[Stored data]
_ _ _ _ _
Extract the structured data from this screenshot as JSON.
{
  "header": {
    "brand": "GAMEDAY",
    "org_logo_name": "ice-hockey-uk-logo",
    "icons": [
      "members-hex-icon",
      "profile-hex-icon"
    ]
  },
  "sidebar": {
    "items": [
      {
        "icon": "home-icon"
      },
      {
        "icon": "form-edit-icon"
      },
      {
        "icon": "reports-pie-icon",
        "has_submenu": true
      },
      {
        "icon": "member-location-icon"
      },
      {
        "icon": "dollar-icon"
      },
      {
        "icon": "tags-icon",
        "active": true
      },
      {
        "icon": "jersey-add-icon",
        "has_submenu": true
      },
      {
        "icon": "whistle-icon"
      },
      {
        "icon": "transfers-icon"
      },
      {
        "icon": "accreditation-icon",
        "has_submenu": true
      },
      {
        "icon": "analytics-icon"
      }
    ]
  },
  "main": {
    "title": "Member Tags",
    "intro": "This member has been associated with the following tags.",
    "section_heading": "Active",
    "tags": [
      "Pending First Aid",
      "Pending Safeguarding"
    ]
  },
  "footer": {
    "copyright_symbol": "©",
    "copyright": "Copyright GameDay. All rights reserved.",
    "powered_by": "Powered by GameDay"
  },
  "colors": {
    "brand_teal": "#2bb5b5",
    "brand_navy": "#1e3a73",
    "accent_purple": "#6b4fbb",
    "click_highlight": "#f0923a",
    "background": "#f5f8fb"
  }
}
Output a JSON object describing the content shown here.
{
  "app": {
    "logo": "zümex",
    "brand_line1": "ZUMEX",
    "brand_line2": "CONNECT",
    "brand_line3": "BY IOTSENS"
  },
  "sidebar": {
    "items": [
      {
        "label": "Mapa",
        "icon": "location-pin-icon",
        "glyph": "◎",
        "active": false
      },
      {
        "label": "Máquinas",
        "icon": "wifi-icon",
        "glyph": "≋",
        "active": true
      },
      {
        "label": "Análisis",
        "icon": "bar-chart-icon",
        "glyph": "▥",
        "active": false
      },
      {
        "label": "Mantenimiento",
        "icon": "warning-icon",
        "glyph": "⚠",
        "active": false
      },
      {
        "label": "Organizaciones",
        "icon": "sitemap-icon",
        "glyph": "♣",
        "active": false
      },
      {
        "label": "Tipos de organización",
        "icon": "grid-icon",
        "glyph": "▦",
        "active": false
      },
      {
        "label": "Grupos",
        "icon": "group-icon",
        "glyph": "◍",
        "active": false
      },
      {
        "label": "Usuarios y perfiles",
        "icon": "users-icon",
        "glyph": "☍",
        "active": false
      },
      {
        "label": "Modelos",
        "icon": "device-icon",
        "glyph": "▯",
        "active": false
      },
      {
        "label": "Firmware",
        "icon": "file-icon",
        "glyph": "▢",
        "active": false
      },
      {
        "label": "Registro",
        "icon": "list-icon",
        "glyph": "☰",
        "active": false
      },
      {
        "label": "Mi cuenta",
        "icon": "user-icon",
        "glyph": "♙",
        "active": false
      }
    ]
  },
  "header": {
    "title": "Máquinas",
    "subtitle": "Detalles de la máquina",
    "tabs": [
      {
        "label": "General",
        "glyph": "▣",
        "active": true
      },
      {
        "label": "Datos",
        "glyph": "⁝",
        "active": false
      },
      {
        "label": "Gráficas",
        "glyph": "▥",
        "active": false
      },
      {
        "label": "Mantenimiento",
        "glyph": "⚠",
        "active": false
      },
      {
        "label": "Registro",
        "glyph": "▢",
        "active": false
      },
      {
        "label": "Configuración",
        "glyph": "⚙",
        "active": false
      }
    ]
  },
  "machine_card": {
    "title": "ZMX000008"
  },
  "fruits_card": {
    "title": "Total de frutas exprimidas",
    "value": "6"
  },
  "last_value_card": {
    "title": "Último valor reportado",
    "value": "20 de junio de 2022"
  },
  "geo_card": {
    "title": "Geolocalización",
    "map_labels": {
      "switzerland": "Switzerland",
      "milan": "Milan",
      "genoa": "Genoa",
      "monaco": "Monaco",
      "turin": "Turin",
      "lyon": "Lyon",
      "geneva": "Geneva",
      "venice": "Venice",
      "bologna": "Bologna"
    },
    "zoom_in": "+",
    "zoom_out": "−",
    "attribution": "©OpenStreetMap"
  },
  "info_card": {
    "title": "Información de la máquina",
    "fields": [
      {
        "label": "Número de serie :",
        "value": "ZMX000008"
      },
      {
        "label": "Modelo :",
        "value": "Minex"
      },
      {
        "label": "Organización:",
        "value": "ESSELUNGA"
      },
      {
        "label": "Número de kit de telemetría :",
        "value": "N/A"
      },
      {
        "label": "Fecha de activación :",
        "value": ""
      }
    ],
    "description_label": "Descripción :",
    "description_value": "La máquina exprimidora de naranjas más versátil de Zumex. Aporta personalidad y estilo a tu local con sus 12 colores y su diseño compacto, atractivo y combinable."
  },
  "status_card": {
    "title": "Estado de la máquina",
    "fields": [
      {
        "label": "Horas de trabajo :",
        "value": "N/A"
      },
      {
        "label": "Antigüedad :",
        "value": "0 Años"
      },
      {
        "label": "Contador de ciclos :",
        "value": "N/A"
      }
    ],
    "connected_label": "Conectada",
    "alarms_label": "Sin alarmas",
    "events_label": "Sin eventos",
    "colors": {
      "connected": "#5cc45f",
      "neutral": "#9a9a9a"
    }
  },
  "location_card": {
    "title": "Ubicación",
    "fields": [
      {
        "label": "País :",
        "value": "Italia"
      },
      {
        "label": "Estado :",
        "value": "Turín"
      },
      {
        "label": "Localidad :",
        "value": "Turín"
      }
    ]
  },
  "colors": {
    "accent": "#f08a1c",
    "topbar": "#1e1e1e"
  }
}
_ _ _ _ _
*Exercise goal*. Your task is to reproduce all of the records exactly.

*Expected output*.
Extract the structured data from this screenshot as JSON.
{
  "header": {
    "brand": "GAMEDAY",
    "org_logo_name": "ice-hockey-uk-logo",
    "icons": [
      "members-hex-icon",
      "profile-hex-icon"
    ]
  },
  "sidebar": {
    "items": [
      {
        "icon": "home-icon"
      },
      {
        "icon": "form-edit-icon"
      },
      {
        "icon": "reports-pie-icon",
        "has_submenu": true
      },
      {
        "icon": "member-location-icon"
      },
      {
        "icon": "dollar-icon"
      },
      {
        "icon": "tags-icon",
        "active": true
      },
      {
        "icon": "jersey-add-icon",
        "has_submenu": true
      },
      {
        "icon": "whistle-icon"
      },
      {
        "icon": "transfers-icon"
      },
      {
        "icon": "accreditation-icon",
        "has_submenu": true
      },
      {
        "icon": "analytics-icon"
      }
    ]
  },
  "main": {
    "title": "Member Tags",
    "intro": "This member has been associated with the following tags.",
    "section_heading": "Active",
    "tags": [
      "Pending First Aid",
      "Pending Safeguarding"
    ]
  },
  "footer": {
    "copyright_symbol": "©",
    "copyright": "Copyright GameDay. All rights reserved.",
    "powered_by": "Powered by GameDay"
  },
  "colors": {
    "brand_teal": "#2bb5b5",
    "brand_navy": "#1e3a73",
    "accent_purple": "#6b4fbb",
    "click_highlight": "#f0923a",
    "background": "#f5f8fb"
  }
}
Output a JSON object describing the content shown here.
{
  "app": {
    "logo": "zümex",
    "brand_line1": "ZUMEX",
    "brand_line2": "CONNECT",
    "brand_line3": "BY IOTSENS"
  },
  "sidebar": {
    "items": [
      {
        "label": "Mapa",
        "icon": "location-pin-icon",
        "glyph": "◎",
        "active": false
      },
      {
        "label": "Máquinas",
        "icon": "wifi-icon",
        "glyph": "≋",
        "active": true
      },
      {
        "label": "Análisis",
        "icon": "bar-chart-icon",
        "glyph": "▥",
        "active": false
      },
      {
        "label": "Mantenimiento",
        "icon": "warning-icon",
        "glyph": "⚠",
        "active": false
      },
      {
        "label": "Organizaciones",
        "icon": "sitemap-icon",
        "glyph": "♣",
        "active": false
      },
      {
        "label": "Tipos de organización",
        "icon": "grid-icon",
        "glyph": "▦",
        "active": false
      },
      {
        "label": "Grupos",
        "icon": "group-icon",
        "glyph": "◍",
        "active": false
      },
      {
        "label": "Usuarios y perfiles",
        "icon": "users-icon",
        "glyph": "☍",
        "active": false
      },
      {
        "label": "Modelos",
        "icon": "device-icon",
        "glyph": "▯",
        "active": false
      },
      {
        "label": "Firmware",
        "icon": "file-icon",
        "glyph": "▢",
        "active": false
      },
      {
        "label": "Registro",
        "icon": "list-icon",
        "glyph": "☰",
        "active": false
      },
      {
        "label": "Mi cuenta",
        "icon": "user-icon",
        "glyph": "♙",
        "active": false
      }
    ]
  },
  "header": {
    "title": "Máquinas",
    "subtitle": "Detalles de la máquina",
    "tabs": [
      {
        "label": "General",
        "glyph": "▣",
        "active": true
      },
      {
        "label": "Datos",
        "glyph": "⁝",
        "active": false
      },
      {
        "label": "Gráficas",
        "glyph": "▥",
        "active": false
      },
      {
        "label": "Mantenimiento",
        "glyph": "⚠",
        "active": false
      },
      {
        "label": "Registro",
        "glyph": "▢",
        "active": false
      },
      {
        "label": "Configuración",
        "glyph": "⚙",
        "active": false
      }
    ]
  },
  "machine_card": {
    "title": "ZMX000008"
  },
  "fruits_card": {
    "title": "Total de frutas exprimidas",
    "value": "6"
  },
  "last_value_card": {
    "title": "Último valor reportado",
    "value": "20 de junio de 2022"
  },
  "geo_card": {
    "title": "Geolocalización",
    "map_labels": {
      "switzerland": "Switzerland",
      "milan": "Milan",
      "genoa": "Genoa",
      "monaco": "Monaco",
      "turin": "Turin",
      "lyon": "Lyon",
      "geneva": "Geneva",
      "venice": "Venice",
      "bologna": "Bologna"
    },
    "zoom_in": "+",
    "zoom_out": "−",
    "attribution": "©OpenStreetMap"
  },
  "info_card": {
    "title": "Información de la máquina",
    "fields": [
      {
        "label": "Número de serie :",
        "value": "ZMX000008"
      },
      {
        "label": "Modelo :",
        "value": "Minex"
      },
      {
        "label": "Organización:",
        "value": "ESSELUNGA"
      },
      {
        "label": "Número de kit de telemetría :",
        "value": "N/A"
      },
      {
        "label": "Fecha de activación :",
        "value": ""
      }
    ],
    "description_label": "Descripción :",
    "description_value": "La máquina exprimidora de naranjas más versátil de Zumex. Aporta personalidad y estilo a tu local con sus 12 colores y su diseño compacto, atractivo y combinable."
  },
  "status_card": {
    "title": "Estado de la máquina",
    "fields": [
      {
        "label": "Horas de trabajo :",
        "value": "N/A"
      },
      {
        "label": "Antigüedad :",
        "value": "0 Años"
      },
      {
        "label": "Contador de ciclos :",
        "value": "N/A"
      }
    ],
    "connected_label": "Conectada",
    "alarms_label": "Sin alarmas",
    "events_label": "Sin eventos",
    "colors": {
      "connected": "#5cc45f",
      "neutral": "#9a9a9a"
    }
  },
  "location_card": {
    "title": "Ubicación",
    "fields": [
      {
        "label": "País :",
        "value": "Italia"
      },
      {
        "label": "Estado :",
        "value": "Turín"
      },
      {
        "label": "Localidad :",
        "value": "Turín"
      }
    ]
  },
  "colors": {
    "accent": "#f08a1c",
    "topbar": "#1e1e1e"
  }
}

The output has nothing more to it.